== DIRECTIVE ==
Exactly reproduce each record listed below.

------

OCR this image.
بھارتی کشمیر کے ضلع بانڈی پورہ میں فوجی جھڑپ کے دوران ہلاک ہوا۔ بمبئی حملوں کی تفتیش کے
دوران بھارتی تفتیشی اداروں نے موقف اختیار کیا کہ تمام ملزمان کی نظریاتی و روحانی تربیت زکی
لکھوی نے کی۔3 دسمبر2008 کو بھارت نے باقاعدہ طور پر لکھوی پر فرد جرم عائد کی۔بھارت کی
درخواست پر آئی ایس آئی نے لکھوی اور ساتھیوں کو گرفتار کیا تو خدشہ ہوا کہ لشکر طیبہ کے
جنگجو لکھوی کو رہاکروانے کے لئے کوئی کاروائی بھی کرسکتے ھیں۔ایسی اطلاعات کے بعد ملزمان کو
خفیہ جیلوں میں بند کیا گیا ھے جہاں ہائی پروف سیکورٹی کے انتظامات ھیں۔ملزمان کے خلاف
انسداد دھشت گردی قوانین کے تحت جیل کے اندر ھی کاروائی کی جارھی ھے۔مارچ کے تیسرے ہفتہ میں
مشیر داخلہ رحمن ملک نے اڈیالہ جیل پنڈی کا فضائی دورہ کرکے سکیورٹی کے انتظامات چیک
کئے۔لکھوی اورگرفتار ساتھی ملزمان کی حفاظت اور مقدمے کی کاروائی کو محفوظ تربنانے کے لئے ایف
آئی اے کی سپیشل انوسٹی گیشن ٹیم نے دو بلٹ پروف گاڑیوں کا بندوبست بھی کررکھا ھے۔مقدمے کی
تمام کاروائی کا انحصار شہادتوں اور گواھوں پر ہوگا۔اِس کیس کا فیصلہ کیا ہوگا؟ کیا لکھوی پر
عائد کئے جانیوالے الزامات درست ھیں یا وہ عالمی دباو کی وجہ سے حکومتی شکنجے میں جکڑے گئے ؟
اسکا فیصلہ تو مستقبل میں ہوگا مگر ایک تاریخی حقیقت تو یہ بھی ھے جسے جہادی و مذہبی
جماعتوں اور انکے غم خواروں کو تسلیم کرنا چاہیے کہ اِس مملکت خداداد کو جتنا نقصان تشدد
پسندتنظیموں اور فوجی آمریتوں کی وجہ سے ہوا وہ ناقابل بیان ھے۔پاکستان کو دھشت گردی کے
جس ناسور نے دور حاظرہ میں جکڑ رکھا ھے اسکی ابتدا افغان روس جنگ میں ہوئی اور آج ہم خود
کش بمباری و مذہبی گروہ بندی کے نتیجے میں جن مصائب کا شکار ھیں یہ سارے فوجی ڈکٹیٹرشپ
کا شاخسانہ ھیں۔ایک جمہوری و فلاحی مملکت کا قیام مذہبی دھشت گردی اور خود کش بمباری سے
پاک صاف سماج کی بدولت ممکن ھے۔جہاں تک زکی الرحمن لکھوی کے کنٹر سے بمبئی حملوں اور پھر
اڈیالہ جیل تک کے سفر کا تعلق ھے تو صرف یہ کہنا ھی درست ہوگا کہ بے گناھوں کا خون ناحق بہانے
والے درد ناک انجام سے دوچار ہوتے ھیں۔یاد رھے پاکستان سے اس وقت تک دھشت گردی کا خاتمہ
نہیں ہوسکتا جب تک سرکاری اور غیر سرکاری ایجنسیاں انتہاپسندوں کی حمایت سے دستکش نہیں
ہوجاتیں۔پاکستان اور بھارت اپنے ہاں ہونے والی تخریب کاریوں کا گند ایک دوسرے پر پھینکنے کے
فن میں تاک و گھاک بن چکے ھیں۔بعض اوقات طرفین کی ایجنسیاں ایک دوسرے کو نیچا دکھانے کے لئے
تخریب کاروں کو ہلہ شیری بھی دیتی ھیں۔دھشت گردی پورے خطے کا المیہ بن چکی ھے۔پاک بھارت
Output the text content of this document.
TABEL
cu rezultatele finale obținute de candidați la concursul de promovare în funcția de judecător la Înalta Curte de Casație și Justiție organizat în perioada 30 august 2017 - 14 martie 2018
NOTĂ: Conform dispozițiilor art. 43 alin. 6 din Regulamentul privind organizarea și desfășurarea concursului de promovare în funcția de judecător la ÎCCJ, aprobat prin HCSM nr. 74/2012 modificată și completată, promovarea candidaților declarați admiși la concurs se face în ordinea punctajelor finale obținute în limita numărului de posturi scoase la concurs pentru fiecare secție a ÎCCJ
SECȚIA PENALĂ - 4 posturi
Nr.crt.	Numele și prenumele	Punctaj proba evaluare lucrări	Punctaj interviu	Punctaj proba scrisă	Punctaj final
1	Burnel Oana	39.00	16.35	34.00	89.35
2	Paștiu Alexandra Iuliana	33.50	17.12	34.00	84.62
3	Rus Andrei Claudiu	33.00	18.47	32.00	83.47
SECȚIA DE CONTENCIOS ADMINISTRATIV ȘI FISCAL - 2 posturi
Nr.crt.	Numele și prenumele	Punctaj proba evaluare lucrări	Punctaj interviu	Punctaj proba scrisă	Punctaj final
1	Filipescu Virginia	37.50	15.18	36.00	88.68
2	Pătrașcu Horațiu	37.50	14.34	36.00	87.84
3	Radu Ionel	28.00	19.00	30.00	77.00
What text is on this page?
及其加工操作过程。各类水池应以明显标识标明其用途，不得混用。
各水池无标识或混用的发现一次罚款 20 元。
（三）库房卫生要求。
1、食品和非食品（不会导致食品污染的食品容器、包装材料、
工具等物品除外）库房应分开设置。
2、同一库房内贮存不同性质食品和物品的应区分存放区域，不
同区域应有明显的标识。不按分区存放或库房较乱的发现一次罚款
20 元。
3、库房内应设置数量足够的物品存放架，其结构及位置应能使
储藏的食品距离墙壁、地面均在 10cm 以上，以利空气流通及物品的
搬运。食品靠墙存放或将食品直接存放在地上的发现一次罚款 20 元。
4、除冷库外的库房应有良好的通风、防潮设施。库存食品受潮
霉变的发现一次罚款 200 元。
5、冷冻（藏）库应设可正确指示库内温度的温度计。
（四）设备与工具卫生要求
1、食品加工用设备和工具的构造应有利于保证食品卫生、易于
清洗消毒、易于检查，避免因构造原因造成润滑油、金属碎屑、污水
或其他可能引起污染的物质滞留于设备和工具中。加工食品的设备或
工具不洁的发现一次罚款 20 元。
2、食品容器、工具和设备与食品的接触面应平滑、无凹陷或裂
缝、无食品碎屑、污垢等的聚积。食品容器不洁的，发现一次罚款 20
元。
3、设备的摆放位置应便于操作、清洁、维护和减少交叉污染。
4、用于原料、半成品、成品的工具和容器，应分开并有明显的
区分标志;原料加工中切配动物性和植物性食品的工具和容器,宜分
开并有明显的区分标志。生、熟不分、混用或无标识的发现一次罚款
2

------

== RESPONSE TO THIS TASK ==
OCR this image.
بھارتی کشمیر کے ضلع بانڈی پورہ میں فوجی جھڑپ کے دوران ہلاک ہوا۔ بمبئی حملوں کی تفتیش کے
دوران بھارتی تفتیشی اداروں نے موقف اختیار کیا کہ تمام ملزمان کی نظریاتی و روحانی تربیت زکی
لکھوی نے کی۔3 دسمبر2008 کو بھارت نے باقاعدہ طور پر لکھوی پر فرد جرم عائد کی۔بھارت کی
درخواست پر آئی ایس آئی نے لکھوی اور ساتھیوں کو گرفتار کیا تو خدشہ ہوا کہ لشکر طیبہ کے
جنگجو لکھوی کو رہاکروانے کے لئے کوئی کاروائی بھی کرسکتے ھیں۔ایسی اطلاعات کے بعد ملزمان کو
خفیہ جیلوں میں بند کیا گیا ھے جہاں ہائی پروف سیکورٹی کے انتظامات ھیں۔ملزمان کے خلاف
انسداد دھشت گردی قوانین کے تحت جیل کے اندر ھی کاروائی کی جارھی ھے۔مارچ کے تیسرے ہفتہ میں
مشیر داخلہ رحمن ملک نے اڈیالہ جیل پنڈی کا فضائی دورہ کرکے سکیورٹی کے انتظامات چیک
کئے۔لکھوی اورگرفتار ساتھی ملزمان کی حفاظت اور مقدمے کی کاروائی کو محفوظ تربنانے کے لئے ایف
آئی اے کی سپیشل انوسٹی گیشن ٹیم نے دو بلٹ پروف گاڑیوں کا بندوبست بھی کررکھا ھے۔مقدمے کی
تمام کاروائی کا انحصار شہادتوں اور گواھوں پر ہوگا۔اِس کیس کا فیصلہ کیا ہوگا؟ کیا لکھوی پر
عائد کئے جانیوالے الزامات درست ھیں یا وہ عالمی دباو کی وجہ سے حکومتی شکنجے میں جکڑے گئے ؟
اسکا فیصلہ تو مستقبل میں ہوگا مگر ایک تاریخی حقیقت تو یہ بھی ھے جسے جہادی و مذہبی
جماعتوں اور انکے غم خواروں کو تسلیم کرنا چاہیے کہ اِس مملکت خداداد کو جتنا نقصان تشدد
پسندتنظیموں اور فوجی آمریتوں کی وجہ سے ہوا وہ ناقابل بیان ھے۔پاکستان کو دھشت گردی کے
جس ناسور نے دور حاظرہ میں جکڑ رکھا ھے اسکی ابتدا افغان روس جنگ میں ہوئی اور آج ہم خود
کش بمباری و مذہبی گروہ بندی کے نتیجے میں جن مصائب کا شکار ھیں یہ سارے فوجی ڈکٹیٹرشپ
کا شاخسانہ ھیں۔ایک جمہوری و فلاحی مملکت کا قیام مذہبی دھشت گردی اور خود کش بمباری سے
پاک صاف سماج کی بدولت ممکن ھے۔جہاں تک زکی الرحمن لکھوی کے کنٹر سے بمبئی حملوں اور پھر
اڈیالہ جیل تک کے سفر کا تعلق ھے تو صرف یہ کہنا ھی درست ہوگا کہ بے گناھوں کا خون ناحق بہانے
والے درد ناک انجام سے دوچار ہوتے ھیں۔یاد رھے پاکستان سے اس وقت تک دھشت گردی کا خاتمہ
نہیں ہوسکتا جب تک سرکاری اور غیر سرکاری ایجنسیاں انتہاپسندوں کی حمایت سے دستکش نہیں
ہوجاتیں۔پاکستان اور بھارت اپنے ہاں ہونے والی تخریب کاریوں کا گند ایک دوسرے پر پھینکنے کے
فن میں تاک و گھاک بن چکے ھیں۔بعض اوقات طرفین کی ایجنسیاں ایک دوسرے کو نیچا دکھانے کے لئے
تخریب کاروں کو ہلہ شیری بھی دیتی ھیں۔دھشت گردی پورے خطے کا المیہ بن چکی ھے۔پاک بھارت
Output the text content of this document.
TABEL
cu rezultatele finale obținute de candidați la concursul de promovare în funcția de judecător la Înalta Curte de Casație și Justiție organizat în perioada 30 august 2017 - 14 martie 2018
NOTĂ: Conform dispozițiilor art. 43 alin. 6 din Regulamentul privind organizarea și desfășurarea concursului de promovare în funcția de judecător la ÎCCJ, aprobat prin HCSM nr. 74/2012 modificată și completată, promovarea candidaților declarați admiși la concurs se face în ordinea punctajelor finale obținute în limita numărului de posturi scoase la concurs pentru fiecare secție a ÎCCJ
SECȚIA PENALĂ - 4 posturi
Nr.crt.	Numele și prenumele	Punctaj proba evaluare lucrări	Punctaj interviu	Punctaj proba scrisă	Punctaj final
1	Burnel Oana	39.00	16.35	34.00	89.35
2	Paștiu Alexandra Iuliana	33.50	17.12	34.00	84.62
3	Rus Andrei Claudiu	33.00	18.47	32.00	83.47
SECȚIA DE CONTENCIOS ADMINISTRATIV ȘI FISCAL - 2 posturi
Nr.crt.	Numele și prenumele	Punctaj proba evaluare lucrări	Punctaj interviu	Punctaj proba scrisă	Punctaj final
1	Filipescu Virginia	37.50	15.18	36.00	88.68
2	Pătrașcu Horațiu	37.50	14.34	36.00	87.84
3	Radu Ionel	28.00	19.00	30.00	77.00
What text is on this page?
及其加工操作过程。各类水池应以明显标识标明其用途，不得混用。
各水池无标识或混用的发现一次罚款 20 元。
（三）库房卫生要求。
1、食品和非食品（不会导致食品污染的食品容器、包装材料、
工具等物品除外）库房应分开设置。
2、同一库房内贮存不同性质食品和物品的应区分存放区域，不
同区域应有明显的标识。不按分区存放或库房较乱的发现一次罚款
20 元。
3、库房内应设置数量足够的物品存放架，其结构及位置应能使
储藏的食品距离墙壁、地面均在 10cm 以上，以利空气流通及物品的
搬运。食品靠墙存放或将食品直接存放在地上的发现一次罚款 20 元。
4、除冷库外的库房应有良好的通风、防潮设施。库存食品受潮
霉变的发现一次罚款 200 元。
5、冷冻（藏）库应设可正确指示库内温度的温度计。
（四）设备与工具卫生要求
1、食品加工用设备和工具的构造应有利于保证食品卫生、易于
清洗消毒、易于检查，避免因构造原因造成润滑油、金属碎屑、污水
或其他可能引起污染的物质滞留于设备和工具中。加工食品的设备或
工具不洁的发现一次罚款 20 元。
2、食品容器、工具和设备与食品的接触面应平滑、无凹陷或裂
缝、无食品碎屑、污垢等的聚积。食品容器不洁的，发现一次罚款 20
元。
3、设备的摆放位置应便于操作、清洁、维护和减少交叉污染。
4、用于原料、半成品、成品的工具和容器，应分开并有明显的
区分标志;原料加工中切配动物性和植物性食品的工具和容器,宜分
开并有明显的区分标志。生、熟不分、混用或无标识的发现一次罚款
2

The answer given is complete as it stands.